DATA FOR PROCESSING
Begin
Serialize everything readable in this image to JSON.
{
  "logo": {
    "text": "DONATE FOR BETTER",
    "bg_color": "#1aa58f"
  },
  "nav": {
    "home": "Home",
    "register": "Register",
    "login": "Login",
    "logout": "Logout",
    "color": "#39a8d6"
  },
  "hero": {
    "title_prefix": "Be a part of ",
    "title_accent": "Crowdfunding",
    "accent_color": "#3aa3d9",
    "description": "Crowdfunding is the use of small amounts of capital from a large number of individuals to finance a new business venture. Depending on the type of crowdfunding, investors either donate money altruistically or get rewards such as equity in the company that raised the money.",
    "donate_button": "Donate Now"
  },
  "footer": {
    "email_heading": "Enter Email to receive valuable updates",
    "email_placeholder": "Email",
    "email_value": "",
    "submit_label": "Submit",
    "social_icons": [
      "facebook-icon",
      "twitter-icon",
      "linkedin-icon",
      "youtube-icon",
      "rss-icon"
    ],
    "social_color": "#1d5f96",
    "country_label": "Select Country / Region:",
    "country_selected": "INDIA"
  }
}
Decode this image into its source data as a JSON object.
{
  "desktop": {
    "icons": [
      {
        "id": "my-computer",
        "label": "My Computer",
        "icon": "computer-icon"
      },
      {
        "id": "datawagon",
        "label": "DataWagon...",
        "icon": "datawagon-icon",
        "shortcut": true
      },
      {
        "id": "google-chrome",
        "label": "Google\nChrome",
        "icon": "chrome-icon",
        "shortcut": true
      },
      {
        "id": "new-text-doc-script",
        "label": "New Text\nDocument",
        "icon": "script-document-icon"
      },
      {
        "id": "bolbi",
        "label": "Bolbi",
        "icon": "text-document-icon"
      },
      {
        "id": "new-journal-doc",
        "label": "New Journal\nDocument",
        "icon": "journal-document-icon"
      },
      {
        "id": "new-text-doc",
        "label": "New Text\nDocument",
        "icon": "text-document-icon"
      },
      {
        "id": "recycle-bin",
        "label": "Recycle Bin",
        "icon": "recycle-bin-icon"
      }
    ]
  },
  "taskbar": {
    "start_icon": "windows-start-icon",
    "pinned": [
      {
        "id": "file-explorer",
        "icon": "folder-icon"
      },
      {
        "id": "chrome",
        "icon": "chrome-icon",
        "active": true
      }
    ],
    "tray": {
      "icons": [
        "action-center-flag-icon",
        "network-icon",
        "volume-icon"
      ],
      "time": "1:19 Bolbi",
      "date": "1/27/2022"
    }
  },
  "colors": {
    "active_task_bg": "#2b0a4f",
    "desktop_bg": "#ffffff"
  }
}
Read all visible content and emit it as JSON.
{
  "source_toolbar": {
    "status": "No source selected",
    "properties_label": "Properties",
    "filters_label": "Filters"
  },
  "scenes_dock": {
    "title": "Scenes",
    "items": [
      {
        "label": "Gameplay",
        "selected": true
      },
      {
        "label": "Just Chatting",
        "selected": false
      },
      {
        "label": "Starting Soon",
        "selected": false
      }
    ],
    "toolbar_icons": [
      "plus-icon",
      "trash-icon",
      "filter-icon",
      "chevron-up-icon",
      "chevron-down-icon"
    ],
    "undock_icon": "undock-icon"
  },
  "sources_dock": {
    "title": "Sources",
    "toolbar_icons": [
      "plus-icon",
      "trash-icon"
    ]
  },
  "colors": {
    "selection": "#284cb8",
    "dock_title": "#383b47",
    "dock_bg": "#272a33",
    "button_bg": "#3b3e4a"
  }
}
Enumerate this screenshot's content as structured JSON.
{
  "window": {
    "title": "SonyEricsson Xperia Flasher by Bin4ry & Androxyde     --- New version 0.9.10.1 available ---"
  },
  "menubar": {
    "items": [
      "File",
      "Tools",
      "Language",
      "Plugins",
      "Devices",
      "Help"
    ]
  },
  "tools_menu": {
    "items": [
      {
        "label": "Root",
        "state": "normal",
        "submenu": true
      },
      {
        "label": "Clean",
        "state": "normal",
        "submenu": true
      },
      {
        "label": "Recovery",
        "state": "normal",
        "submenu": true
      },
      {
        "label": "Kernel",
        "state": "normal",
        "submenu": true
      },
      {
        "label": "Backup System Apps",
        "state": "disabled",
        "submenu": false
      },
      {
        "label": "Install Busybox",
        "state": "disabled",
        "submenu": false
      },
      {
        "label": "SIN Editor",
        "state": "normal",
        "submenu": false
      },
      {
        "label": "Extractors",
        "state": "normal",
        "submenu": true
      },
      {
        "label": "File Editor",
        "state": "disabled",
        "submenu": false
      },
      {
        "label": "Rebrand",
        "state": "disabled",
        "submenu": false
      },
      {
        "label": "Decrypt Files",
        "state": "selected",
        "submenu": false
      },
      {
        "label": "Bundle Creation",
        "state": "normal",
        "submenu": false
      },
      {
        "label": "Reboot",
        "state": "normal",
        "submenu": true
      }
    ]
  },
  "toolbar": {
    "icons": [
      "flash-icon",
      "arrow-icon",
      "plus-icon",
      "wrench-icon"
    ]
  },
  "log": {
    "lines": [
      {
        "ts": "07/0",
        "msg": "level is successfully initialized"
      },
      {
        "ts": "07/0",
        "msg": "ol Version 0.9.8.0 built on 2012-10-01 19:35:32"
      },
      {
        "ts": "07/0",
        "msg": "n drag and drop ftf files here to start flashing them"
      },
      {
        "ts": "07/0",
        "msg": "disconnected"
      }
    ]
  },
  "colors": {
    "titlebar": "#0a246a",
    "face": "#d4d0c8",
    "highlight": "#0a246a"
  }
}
End
WHAT THE EXERCISE ASKS
Each record above must be given again exactly.

WRITTEN RESPONSE
Serialize everything readable in this image to JSON.
{
  "logo": {
    "text": "DONATE FOR BETTER",
    "bg_color": "#1aa58f"
  },
  "nav": {
    "home": "Home",
    "register": "Register",
    "login": "Login",
    "logout": "Logout",
    "color": "#39a8d6"
  },
  "hero": {
    "title_prefix": "Be a part of ",
    "title_accent": "Crowdfunding",
    "accent_color": "#3aa3d9",
    "description": "Crowdfunding is the use of small amounts of capital from a large number of individuals to finance a new business venture. Depending on the type of crowdfunding, investors either donate money altruistically or get rewards such as equity in the company that raised the money.",
    "donate_button": "Donate Now"
  },
  "footer": {
    "email_heading": "Enter Email to receive valuable updates",
    "email_placeholder": "Email",
    "email_value": "",
    "submit_label": "Submit",
    "social_icons": [
      "facebook-icon",
      "twitter-icon",
      "linkedin-icon",
      "youtube-icon",
      "rss-icon"
    ],
    "social_color": "#1d5f96",
    "country_label": "Select Country / Region:",
    "country_selected": "INDIA"
  }
}
Decode this image into its source data as a JSON object.
{
  "desktop": {
    "icons": [
      {
        "id": "my-computer",
        "label": "My Computer",
        "icon": "computer-icon"
      },
      {
        "id": "datawagon",
        "label": "DataWagon...",
        "icon": "datawagon-icon",
        "shortcut": true
      },
      {
        "id": "google-chrome",
        "label": "Google\nChrome",
        "icon": "chrome-icon",
        "shortcut": true
      },
      {
        "id": "new-text-doc-script",
        "label": "New Text\nDocument",
        "icon": "script-document-icon"
      },
      {
        "id": "bolbi",
        "label": "Bolbi",
        "icon": "text-document-icon"
      },
      {
        "id": "new-journal-doc",
        "label": "New Journal\nDocument",
        "icon": "journal-document-icon"
      },
      {
        "id": "new-text-doc",
        "label": "New Text\nDocument",
        "icon": "text-document-icon"
      },
      {
        "id": "recycle-bin",
        "label": "Recycle Bin",
        "icon": "recycle-bin-icon"
      }
    ]
  },
  "taskbar": {
    "start_icon": "windows-start-icon",
    "pinned": [
      {
        "id": "file-explorer",
        "icon": "folder-icon"
      },
      {
        "id": "chrome",
        "icon": "chrome-icon",
        "active": true
      }
    ],
    "tray": {
      "icons": [
        "action-center-flag-icon",
        "network-icon",
        "volume-icon"
      ],
      "time": "1:19 Bolbi",
      "date": "1/27/2022"
    }
  },
  "colors": {
    "active_task_bg": "#2b0a4f",
    "desktop_bg": "#ffffff"
  }
}
Read all visible content and emit it as JSON.
{
  "source_toolbar": {
    "status": "No source selected",
    "properties_label": "Properties",
    "filters_label": "Filters"
  },
  "scenes_dock": {
    "title": "Scenes",
    "items": [
      {
        "label": "Gameplay",
        "selected": true
      },
      {
        "label": "Just Chatting",
        "selected": false
      },
      {
        "label": "Starting Soon",
        "selected": false
      }
    ],
    "toolbar_icons": [
      "plus-icon",
      "trash-icon",
      "filter-icon",
      "chevron-up-icon",
      "chevron-down-icon"
    ],
    "undock_icon": "undock-icon"
  },
  "sources_dock": {
    "title": "Sources",
    "toolbar_icons": [
      "plus-icon",
      "trash-icon"
    ]
  },
  "colors": {
    "selection": "#284cb8",
    "dock_title": "#383b47",
    "dock_bg": "#272a33",
    "button_bg": "#3b3e4a"
  }
}
Enumerate this screenshot's content as structured JSON.
{
  "window": {
    "title": "SonyEricsson Xperia Flasher by Bin4ry & Androxyde     --- New version 0.9.10.1 available ---"
  },
  "menubar": {
    "items": [
      "File",
      "Tools",
      "Language",
      "Plugins",
      "Devices",
      "Help"
    ]
  },
  "tools_menu": {
    "items": [
      {
        "label": "Root",
        "state": "normal",
        "submenu": true
      },
      {
        "label": "Clean",
        "state": "normal",
        "submenu": true
      },
      {
        "label": "Recovery",
        "state": "normal",
        "submenu": true
      },
      {
        "label": "Kernel",
        "state": "normal",
        "submenu": true
      },
      {
        "label": "Backup System Apps",
        "state": "disabled",
        "submenu": false
      },
      {
        "label": "Install Busybox",
        "state": "disabled",
        "submenu": false
      },
      {
        "label": "SIN Editor",
        "state": "normal",
        "submenu": false
      },
      {
        "label": "Extractors",
        "state": "normal",
        "submenu": true
      },
      {
        "label": "File Editor",
        "state": "disabled",
        "submenu": false
      },
      {
        "label": "Rebrand",
        "state": "disabled",
        "submenu": false
      },
      {
        "label": "Decrypt Files",
        "state": "selected",
        "submenu": false
      },
      {
        "label": "Bundle Creation",
        "state": "normal",
        "submenu": false
      },
      {
        "label": "Reboot",
        "state": "normal",
        "submenu": true
      }
    ]
  },
  "toolbar": {
    "icons": [
      "flash-icon",
      "arrow-icon",
      "plus-icon",
      "wrench-icon"
    ]
  },
  "log": {
    "lines": [
      {
        "ts": "07/0",
        "msg": "level is successfully initialized"
      },
      {
        "ts": "07/0",
        "msg": "ol Version 0.9.8.0 built on 2012-10-01 19:35:32"
      },
      {
        "ts": "07/0",
        "msg": "n drag and drop ftf files here to start flashing them"
      },
      {
        "ts": "07/0",
        "msg": "disconnected"
      }
    ]
  },
  "colors": {
    "titlebar": "#0a246a",
    "face": "#d4d0c8",
    "highlight": "#0a246a"
  }
}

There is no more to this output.